## BEGIN Material

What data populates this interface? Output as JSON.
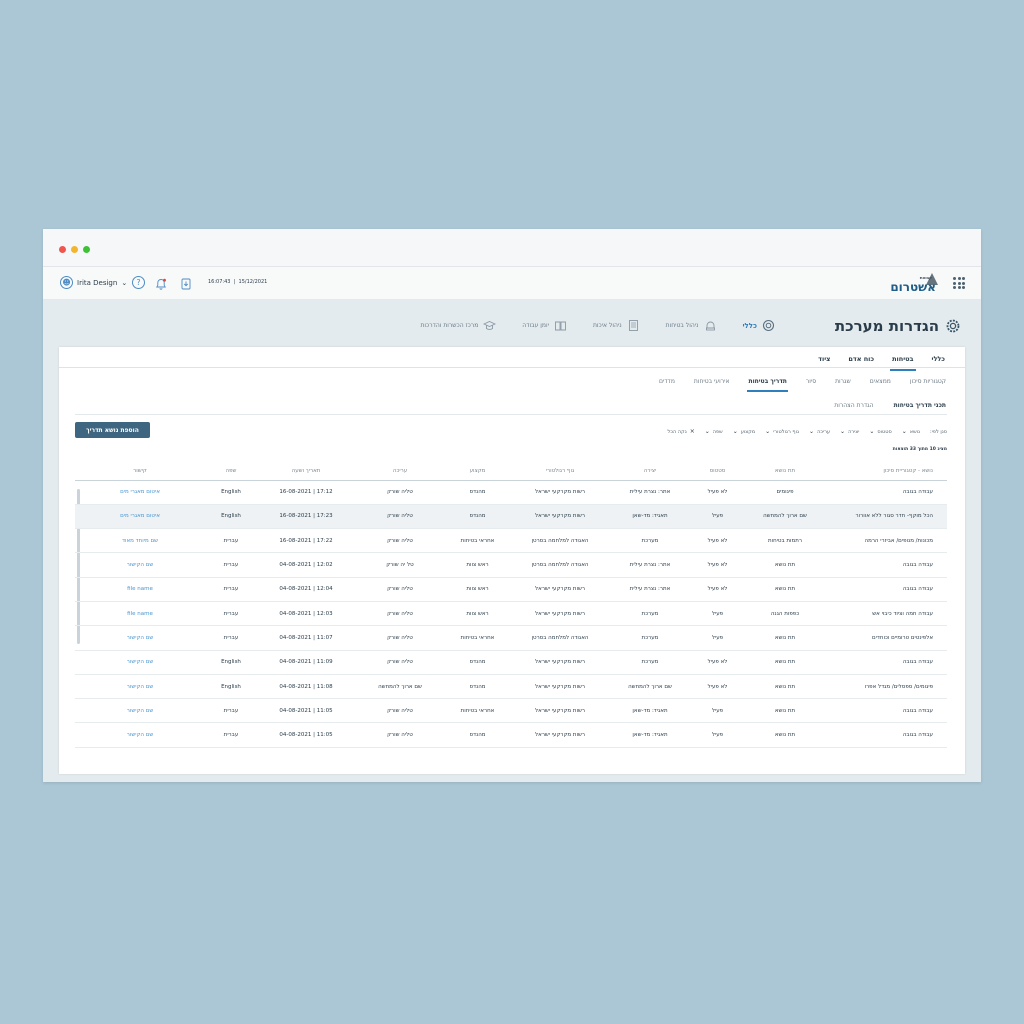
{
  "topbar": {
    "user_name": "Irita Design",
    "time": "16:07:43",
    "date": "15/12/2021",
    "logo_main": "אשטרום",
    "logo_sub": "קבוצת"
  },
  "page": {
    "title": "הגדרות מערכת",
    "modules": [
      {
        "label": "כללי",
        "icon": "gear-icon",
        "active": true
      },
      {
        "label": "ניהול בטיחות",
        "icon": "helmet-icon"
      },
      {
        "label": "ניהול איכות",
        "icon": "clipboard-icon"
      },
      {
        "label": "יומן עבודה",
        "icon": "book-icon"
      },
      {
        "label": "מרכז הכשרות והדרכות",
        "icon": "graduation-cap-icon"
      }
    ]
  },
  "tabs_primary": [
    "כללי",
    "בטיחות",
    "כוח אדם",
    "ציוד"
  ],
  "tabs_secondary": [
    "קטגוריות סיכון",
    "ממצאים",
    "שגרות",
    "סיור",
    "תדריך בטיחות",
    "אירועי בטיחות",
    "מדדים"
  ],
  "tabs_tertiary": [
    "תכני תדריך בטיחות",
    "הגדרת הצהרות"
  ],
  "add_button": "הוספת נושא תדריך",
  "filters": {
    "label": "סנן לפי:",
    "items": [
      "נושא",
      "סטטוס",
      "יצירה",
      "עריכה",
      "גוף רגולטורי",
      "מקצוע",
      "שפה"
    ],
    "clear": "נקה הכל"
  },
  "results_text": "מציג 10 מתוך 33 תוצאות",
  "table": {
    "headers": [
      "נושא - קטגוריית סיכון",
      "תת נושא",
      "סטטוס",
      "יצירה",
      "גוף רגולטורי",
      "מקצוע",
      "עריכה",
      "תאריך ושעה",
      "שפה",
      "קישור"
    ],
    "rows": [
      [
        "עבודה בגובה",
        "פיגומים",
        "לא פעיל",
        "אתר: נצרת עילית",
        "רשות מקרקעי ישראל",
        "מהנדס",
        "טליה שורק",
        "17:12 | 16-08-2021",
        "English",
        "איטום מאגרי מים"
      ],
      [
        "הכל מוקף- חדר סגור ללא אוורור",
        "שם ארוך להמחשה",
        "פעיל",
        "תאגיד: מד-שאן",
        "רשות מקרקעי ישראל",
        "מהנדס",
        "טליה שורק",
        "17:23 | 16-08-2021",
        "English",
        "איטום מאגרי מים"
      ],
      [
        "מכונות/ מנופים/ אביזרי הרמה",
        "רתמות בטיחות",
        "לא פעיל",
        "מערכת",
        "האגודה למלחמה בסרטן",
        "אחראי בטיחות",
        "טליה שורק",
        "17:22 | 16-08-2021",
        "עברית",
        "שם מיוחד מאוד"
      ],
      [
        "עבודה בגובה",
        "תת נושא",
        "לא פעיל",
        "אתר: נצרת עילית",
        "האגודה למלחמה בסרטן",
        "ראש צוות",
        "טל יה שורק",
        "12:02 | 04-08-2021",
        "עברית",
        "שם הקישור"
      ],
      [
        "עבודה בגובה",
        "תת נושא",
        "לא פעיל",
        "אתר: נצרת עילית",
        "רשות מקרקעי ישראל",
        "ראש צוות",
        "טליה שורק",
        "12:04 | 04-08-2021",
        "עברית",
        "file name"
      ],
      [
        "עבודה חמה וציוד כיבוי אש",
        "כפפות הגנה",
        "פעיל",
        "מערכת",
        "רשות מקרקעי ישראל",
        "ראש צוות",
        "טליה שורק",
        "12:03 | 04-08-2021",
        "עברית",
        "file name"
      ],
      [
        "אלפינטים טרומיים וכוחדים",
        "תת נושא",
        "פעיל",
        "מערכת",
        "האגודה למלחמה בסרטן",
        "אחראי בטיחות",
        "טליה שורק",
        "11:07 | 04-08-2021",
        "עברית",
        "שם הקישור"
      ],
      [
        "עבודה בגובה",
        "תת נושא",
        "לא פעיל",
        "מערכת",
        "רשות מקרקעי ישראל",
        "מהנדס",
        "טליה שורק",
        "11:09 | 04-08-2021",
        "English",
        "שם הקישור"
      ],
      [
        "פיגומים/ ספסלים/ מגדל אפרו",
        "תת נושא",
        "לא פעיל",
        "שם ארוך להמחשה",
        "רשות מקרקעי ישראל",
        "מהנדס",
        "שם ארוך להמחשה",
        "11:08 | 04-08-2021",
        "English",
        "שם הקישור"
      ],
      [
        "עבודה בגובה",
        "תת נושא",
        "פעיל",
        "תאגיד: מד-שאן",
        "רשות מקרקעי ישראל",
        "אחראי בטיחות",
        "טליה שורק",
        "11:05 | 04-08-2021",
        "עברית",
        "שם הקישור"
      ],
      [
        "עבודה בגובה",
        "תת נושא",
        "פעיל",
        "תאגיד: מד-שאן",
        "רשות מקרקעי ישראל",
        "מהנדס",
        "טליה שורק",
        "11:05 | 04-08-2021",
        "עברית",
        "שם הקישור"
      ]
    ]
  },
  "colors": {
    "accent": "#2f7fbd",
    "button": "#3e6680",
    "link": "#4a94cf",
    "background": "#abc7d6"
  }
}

## END Material
## BEGIN Material

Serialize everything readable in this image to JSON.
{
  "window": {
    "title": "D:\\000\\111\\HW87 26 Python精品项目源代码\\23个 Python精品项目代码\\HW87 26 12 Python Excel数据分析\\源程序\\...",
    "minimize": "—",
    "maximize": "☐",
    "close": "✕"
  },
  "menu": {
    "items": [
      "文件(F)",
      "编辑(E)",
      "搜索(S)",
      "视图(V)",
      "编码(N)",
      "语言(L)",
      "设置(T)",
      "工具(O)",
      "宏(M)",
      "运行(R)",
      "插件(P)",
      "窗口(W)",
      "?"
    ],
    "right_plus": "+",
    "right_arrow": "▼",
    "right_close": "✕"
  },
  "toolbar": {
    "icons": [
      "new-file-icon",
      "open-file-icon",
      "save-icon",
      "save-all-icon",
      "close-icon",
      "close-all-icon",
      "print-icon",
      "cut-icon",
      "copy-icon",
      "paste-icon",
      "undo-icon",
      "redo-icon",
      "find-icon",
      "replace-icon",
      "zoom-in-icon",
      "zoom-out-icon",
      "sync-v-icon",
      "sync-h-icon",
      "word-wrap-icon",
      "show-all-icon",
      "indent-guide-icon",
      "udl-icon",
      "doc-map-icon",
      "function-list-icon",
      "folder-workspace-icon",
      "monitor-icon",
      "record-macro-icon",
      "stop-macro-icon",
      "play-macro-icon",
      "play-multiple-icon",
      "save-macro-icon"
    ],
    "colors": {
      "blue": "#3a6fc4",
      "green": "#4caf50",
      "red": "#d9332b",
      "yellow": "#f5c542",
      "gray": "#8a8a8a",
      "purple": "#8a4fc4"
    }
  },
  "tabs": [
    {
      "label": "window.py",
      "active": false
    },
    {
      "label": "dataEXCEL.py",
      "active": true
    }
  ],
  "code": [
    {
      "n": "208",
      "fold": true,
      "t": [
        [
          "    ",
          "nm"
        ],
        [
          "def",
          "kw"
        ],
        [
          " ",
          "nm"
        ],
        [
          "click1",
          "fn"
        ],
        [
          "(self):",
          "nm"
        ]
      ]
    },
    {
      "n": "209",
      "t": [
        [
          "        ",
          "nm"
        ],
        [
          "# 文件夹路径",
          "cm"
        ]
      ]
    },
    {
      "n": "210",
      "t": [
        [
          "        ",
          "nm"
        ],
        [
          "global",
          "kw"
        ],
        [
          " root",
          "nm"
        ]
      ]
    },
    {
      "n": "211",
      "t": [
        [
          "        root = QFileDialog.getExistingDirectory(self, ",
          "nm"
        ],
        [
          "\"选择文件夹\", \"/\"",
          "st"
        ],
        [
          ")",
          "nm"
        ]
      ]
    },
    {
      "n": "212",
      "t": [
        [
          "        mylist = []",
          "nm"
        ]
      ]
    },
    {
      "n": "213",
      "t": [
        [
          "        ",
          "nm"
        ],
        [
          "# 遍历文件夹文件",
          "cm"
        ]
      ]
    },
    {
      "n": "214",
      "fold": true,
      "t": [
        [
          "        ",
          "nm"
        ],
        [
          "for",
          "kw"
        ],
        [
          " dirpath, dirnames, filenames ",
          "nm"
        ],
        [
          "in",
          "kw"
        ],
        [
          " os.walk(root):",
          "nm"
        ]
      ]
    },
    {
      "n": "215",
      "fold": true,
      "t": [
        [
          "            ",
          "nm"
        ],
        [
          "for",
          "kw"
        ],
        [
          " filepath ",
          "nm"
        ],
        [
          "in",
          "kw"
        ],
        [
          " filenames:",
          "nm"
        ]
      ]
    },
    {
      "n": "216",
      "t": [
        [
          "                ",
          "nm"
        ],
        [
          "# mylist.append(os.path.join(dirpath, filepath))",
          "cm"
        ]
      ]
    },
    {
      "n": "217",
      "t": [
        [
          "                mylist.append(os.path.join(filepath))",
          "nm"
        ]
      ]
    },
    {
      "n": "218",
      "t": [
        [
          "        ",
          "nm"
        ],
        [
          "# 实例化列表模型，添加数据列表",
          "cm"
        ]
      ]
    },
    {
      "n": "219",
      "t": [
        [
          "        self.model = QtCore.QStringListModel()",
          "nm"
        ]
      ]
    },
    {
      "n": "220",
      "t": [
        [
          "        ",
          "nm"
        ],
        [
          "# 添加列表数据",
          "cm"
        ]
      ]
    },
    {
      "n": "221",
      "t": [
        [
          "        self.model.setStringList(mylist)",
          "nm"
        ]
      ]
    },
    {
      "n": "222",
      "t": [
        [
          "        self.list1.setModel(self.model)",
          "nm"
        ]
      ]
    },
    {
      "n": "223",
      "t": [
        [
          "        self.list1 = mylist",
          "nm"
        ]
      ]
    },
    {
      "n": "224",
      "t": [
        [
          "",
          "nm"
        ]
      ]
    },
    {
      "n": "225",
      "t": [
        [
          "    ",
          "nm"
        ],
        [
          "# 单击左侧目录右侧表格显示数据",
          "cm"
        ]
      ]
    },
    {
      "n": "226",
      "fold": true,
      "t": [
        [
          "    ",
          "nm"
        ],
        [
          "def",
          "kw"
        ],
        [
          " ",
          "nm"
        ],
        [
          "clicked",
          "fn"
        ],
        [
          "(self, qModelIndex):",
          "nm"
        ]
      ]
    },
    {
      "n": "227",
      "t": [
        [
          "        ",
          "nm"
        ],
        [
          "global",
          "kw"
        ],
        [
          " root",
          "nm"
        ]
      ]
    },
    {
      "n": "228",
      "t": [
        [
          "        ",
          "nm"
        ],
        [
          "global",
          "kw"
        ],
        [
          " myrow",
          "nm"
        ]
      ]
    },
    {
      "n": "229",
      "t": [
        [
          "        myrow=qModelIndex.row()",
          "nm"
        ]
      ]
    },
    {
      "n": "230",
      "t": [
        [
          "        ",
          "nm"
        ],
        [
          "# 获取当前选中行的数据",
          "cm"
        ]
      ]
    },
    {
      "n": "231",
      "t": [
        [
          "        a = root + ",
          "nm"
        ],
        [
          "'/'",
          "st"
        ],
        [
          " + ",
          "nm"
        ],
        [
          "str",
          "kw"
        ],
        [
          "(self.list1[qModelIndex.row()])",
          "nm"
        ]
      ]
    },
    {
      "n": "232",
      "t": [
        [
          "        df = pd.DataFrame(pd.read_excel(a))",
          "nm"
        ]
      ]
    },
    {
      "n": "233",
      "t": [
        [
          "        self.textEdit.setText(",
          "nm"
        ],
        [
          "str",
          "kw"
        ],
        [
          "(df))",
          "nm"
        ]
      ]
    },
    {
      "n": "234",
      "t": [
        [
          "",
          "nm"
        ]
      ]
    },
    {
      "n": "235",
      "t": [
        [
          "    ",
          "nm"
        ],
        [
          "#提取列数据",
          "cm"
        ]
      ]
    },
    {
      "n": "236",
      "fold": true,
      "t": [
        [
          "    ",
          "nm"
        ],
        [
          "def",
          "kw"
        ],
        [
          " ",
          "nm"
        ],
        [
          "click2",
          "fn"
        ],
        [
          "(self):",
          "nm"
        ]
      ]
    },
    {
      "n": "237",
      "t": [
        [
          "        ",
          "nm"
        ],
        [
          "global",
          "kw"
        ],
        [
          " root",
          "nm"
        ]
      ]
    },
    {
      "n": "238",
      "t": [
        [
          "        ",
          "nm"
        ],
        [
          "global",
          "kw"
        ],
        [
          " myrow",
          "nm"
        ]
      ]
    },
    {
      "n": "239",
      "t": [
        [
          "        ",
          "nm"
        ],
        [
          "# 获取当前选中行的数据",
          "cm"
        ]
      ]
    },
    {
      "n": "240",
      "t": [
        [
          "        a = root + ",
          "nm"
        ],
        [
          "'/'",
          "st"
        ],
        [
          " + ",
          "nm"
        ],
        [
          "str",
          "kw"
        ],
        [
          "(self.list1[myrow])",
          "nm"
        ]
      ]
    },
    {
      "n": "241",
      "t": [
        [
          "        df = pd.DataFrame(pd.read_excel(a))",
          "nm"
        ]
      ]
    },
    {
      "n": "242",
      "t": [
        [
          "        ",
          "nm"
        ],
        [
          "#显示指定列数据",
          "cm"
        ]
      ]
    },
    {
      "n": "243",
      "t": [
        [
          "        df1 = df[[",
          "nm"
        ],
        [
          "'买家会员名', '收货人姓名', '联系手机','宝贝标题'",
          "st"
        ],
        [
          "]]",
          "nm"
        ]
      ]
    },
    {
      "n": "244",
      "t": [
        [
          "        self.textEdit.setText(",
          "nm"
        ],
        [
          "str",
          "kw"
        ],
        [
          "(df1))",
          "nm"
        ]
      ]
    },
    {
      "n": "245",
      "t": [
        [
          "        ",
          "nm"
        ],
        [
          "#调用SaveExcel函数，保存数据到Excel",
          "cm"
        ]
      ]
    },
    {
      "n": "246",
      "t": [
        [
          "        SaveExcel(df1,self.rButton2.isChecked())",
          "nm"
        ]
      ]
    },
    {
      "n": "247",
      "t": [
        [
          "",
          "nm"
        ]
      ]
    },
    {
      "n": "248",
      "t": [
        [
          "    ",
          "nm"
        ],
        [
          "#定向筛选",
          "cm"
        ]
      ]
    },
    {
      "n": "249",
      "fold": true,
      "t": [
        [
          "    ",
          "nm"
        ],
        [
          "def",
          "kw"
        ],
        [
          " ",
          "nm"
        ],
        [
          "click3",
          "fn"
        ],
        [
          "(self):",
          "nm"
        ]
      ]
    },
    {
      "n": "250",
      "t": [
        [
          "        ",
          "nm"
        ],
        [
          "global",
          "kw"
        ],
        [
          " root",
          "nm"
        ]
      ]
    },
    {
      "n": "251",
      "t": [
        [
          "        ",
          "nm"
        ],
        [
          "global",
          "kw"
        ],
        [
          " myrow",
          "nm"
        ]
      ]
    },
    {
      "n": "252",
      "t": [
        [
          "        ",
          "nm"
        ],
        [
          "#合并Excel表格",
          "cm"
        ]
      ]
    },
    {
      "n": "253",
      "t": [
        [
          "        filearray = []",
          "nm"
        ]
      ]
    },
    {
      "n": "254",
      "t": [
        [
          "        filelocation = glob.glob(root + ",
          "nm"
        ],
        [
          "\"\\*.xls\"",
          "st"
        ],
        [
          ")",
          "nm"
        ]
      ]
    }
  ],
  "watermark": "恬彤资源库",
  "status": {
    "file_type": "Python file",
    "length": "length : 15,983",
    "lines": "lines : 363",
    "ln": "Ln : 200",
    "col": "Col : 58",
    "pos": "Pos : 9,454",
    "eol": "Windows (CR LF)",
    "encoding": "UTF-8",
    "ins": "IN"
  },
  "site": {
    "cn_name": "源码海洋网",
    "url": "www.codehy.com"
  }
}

## END Material

List all lines holding the string "join".

#### Written solution
          "# mylist.append(os.path.join(dirpath, filepath))",
          "                mylist.append(os.path.join(filepath))",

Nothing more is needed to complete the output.